DATASET EXTRACT start
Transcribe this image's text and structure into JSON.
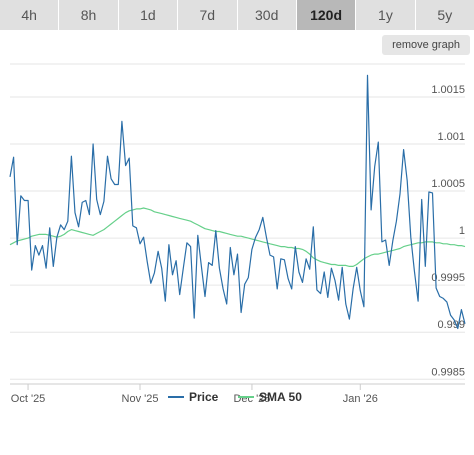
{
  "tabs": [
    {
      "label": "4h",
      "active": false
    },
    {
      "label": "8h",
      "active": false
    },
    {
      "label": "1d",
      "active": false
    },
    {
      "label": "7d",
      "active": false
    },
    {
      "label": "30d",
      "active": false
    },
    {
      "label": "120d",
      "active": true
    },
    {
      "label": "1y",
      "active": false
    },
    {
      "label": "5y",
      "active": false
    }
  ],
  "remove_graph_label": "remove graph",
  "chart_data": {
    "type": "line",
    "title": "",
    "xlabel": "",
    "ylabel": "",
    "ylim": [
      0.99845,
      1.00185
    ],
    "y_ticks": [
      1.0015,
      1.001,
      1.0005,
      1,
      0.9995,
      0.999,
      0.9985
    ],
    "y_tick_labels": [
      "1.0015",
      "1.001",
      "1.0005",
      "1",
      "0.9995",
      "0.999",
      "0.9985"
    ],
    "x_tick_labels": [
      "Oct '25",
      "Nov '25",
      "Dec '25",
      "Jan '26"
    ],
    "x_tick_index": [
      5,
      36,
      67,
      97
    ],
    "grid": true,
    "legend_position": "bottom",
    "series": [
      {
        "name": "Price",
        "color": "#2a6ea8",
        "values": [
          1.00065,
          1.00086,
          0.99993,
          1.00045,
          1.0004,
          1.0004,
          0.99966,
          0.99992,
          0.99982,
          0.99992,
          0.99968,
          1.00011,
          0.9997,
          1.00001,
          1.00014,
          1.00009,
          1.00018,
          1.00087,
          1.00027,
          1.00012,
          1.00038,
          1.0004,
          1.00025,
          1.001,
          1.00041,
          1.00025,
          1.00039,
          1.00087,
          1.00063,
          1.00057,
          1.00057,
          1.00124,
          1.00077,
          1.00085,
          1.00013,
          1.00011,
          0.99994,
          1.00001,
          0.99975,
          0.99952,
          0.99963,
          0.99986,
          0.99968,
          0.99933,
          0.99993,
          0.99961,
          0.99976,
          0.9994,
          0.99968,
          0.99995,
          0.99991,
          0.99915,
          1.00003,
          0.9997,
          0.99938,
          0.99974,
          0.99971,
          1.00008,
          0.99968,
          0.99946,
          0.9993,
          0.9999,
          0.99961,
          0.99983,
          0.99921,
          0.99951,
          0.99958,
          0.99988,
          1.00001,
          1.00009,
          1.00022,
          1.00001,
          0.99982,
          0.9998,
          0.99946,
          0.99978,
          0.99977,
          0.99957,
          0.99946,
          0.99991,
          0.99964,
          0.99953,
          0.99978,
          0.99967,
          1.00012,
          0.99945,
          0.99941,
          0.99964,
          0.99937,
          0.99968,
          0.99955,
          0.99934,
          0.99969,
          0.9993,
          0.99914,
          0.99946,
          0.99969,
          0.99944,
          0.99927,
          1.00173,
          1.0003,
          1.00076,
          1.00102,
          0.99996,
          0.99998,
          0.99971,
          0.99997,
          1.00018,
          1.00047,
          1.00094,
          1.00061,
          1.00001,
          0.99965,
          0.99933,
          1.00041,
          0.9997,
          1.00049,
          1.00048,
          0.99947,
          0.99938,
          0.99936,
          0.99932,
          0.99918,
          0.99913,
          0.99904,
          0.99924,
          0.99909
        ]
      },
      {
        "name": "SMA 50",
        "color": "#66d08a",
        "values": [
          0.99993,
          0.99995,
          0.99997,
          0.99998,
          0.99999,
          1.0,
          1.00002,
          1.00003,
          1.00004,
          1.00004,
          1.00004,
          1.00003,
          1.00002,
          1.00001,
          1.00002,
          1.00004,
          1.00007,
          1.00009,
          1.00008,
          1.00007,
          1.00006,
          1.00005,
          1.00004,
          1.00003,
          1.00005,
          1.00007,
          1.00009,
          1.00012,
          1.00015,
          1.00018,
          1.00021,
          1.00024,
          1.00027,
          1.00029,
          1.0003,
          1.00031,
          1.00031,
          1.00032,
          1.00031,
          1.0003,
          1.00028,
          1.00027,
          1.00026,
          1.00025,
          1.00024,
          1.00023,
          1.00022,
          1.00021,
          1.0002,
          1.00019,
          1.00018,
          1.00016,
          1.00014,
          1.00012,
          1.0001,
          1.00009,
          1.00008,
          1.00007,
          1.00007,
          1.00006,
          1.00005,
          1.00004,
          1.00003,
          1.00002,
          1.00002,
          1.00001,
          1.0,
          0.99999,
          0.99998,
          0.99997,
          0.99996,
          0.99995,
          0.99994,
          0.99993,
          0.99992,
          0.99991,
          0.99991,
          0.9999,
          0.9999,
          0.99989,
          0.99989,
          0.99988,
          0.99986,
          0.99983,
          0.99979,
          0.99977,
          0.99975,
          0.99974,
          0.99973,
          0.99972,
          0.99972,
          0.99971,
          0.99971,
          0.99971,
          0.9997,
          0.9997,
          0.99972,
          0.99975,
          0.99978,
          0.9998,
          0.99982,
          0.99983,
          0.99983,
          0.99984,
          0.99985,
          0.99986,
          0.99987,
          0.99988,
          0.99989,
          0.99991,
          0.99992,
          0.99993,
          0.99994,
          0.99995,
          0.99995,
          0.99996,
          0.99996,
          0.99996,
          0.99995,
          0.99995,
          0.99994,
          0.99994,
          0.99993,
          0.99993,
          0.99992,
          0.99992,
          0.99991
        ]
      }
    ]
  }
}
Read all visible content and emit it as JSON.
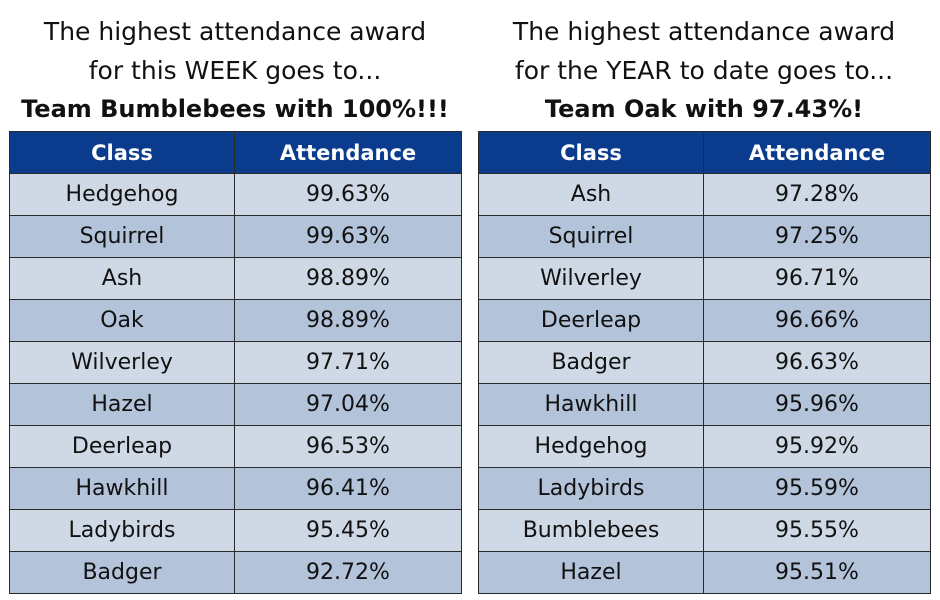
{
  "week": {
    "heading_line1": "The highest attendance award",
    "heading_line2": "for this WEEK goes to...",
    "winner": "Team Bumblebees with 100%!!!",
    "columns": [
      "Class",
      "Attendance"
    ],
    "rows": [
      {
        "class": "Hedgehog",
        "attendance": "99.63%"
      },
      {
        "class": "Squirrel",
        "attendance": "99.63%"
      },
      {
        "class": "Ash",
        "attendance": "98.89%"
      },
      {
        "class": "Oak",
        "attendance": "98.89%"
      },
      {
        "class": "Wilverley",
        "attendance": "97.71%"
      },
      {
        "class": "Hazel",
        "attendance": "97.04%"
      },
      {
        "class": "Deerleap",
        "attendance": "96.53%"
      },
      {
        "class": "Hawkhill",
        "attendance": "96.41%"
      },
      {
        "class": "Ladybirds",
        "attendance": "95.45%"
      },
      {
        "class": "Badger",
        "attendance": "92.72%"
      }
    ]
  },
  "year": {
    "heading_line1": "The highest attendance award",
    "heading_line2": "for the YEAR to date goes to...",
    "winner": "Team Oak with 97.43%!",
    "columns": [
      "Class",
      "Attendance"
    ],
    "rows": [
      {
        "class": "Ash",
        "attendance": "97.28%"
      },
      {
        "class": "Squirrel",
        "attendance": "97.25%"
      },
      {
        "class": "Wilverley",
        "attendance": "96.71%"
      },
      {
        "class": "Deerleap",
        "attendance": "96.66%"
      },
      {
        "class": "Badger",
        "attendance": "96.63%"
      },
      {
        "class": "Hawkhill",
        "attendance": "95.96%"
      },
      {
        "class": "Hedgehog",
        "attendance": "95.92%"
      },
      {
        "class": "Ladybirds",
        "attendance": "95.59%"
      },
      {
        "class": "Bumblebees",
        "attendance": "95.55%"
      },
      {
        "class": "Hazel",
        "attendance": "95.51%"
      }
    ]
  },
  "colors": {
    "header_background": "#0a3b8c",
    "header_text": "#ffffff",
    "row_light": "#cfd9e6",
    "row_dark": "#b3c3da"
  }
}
DATASET EXTRACT end
DATASET EXTRACT start
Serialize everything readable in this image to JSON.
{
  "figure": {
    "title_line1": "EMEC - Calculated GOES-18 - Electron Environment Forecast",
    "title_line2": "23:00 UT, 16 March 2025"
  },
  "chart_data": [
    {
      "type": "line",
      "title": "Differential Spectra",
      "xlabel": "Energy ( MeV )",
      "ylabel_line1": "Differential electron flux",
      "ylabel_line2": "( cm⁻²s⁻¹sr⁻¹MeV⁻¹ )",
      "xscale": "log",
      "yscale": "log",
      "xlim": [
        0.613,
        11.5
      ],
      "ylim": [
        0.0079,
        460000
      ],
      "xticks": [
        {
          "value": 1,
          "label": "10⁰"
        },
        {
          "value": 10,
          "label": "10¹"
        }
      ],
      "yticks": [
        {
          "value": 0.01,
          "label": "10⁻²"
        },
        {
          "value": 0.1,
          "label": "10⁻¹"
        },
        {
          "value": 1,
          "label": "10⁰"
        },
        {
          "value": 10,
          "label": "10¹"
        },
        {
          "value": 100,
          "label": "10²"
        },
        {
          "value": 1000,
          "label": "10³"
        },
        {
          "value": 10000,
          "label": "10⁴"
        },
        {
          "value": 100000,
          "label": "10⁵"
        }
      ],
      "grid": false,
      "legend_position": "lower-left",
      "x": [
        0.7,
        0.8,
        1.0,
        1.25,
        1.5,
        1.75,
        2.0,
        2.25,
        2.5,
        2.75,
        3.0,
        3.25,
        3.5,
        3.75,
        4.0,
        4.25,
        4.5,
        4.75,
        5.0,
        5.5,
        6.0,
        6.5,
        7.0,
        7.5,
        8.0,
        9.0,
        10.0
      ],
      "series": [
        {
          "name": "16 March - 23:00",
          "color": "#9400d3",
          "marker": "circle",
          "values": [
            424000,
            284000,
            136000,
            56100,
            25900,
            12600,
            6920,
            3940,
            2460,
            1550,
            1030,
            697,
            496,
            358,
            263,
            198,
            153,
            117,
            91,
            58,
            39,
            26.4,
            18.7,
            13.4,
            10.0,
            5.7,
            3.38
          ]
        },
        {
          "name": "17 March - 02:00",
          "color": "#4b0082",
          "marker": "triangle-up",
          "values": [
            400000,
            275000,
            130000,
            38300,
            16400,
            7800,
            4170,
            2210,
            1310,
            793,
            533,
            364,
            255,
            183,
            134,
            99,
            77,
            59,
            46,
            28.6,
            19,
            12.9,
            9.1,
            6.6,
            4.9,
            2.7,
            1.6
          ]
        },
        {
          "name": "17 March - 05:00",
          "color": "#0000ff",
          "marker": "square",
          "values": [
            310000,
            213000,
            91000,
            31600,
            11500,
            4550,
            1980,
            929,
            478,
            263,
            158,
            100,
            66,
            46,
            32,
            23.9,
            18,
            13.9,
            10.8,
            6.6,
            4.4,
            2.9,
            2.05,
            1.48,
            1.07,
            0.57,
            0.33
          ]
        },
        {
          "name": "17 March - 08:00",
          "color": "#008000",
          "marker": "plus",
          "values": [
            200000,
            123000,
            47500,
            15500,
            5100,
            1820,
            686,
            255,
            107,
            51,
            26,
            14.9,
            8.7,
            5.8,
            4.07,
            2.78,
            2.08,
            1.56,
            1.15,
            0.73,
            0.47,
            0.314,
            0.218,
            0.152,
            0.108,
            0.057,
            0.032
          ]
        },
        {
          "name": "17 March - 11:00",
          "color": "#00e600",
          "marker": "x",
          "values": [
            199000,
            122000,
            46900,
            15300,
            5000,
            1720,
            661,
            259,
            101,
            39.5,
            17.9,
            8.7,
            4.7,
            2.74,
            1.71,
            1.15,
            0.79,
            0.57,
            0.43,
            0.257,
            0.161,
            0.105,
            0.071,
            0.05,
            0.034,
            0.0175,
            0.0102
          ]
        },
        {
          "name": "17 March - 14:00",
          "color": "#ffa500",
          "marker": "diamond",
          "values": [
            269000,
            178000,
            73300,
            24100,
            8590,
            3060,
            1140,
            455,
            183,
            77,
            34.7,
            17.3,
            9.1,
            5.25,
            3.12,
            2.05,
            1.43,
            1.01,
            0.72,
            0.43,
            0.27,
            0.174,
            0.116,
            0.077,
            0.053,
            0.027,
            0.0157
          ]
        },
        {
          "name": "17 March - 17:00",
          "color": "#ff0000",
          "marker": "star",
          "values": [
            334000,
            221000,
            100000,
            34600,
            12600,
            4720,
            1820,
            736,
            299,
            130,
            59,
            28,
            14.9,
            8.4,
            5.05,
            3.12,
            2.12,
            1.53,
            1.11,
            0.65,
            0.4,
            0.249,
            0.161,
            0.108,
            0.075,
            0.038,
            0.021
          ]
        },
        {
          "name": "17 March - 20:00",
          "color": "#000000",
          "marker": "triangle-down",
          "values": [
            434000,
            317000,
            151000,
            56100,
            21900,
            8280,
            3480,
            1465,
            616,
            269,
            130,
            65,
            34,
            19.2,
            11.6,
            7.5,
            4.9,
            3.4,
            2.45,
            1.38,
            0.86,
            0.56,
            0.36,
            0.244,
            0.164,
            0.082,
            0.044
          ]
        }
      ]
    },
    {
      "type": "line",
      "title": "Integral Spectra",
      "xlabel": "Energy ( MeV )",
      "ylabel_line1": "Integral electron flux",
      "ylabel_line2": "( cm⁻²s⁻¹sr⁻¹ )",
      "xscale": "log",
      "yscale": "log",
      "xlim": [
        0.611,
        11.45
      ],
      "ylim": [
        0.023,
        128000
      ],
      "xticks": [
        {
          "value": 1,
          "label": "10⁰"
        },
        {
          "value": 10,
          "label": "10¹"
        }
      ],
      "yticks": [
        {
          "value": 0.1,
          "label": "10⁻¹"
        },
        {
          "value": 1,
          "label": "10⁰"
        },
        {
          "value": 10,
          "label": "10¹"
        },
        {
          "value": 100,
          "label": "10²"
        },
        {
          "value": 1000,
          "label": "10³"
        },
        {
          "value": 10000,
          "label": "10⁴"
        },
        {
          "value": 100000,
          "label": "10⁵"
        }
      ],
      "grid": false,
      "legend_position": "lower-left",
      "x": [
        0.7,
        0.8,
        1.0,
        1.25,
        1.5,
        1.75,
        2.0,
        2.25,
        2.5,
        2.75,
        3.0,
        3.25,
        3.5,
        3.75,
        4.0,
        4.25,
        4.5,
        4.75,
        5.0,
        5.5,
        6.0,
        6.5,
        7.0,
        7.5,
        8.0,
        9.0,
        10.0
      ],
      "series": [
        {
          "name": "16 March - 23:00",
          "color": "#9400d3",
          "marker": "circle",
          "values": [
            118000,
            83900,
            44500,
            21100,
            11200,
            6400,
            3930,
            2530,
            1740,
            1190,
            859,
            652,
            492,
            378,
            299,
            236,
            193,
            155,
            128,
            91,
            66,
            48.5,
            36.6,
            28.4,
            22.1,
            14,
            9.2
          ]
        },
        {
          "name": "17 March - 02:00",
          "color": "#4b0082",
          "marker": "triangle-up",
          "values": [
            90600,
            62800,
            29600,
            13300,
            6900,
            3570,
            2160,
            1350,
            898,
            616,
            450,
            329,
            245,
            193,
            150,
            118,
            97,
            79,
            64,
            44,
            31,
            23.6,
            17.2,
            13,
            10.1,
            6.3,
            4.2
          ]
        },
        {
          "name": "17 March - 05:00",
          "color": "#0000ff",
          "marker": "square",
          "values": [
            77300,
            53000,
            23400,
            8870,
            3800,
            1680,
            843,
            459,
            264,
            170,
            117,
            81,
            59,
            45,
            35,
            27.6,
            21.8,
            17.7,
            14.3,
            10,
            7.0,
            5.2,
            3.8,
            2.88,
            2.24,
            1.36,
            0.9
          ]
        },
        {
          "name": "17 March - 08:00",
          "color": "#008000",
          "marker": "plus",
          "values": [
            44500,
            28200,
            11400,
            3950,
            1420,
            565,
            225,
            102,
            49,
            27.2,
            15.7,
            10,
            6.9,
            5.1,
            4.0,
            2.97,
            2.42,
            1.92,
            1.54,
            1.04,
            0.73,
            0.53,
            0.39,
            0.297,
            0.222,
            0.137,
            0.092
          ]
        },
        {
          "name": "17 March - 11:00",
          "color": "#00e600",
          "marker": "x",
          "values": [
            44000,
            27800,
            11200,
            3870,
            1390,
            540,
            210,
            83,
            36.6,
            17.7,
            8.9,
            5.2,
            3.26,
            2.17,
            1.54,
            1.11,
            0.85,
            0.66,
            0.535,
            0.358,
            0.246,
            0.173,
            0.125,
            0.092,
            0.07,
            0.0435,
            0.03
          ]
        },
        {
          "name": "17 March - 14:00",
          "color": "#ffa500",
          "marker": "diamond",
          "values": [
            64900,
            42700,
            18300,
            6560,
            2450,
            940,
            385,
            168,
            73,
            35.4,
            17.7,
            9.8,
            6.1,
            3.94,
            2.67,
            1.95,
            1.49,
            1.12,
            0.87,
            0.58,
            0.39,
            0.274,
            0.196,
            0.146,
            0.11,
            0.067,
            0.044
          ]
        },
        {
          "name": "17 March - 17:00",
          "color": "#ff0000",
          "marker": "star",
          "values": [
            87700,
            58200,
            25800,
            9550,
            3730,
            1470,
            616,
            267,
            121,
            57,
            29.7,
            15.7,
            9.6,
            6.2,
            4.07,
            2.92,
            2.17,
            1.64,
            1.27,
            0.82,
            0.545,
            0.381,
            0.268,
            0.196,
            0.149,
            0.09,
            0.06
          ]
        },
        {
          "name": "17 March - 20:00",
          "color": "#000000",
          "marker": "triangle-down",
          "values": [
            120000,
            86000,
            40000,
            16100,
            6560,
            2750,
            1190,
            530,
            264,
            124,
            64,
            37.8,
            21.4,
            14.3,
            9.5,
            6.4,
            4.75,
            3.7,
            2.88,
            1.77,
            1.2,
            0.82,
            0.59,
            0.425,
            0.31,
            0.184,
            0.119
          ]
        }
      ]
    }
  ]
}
DATASET EXTRACT end
→ **SHORT PROBLEM**:
Check each line in the listing above for the string "winner", then report how many lines contain it, with no other text.

→ **TASK SOLUTION**:
2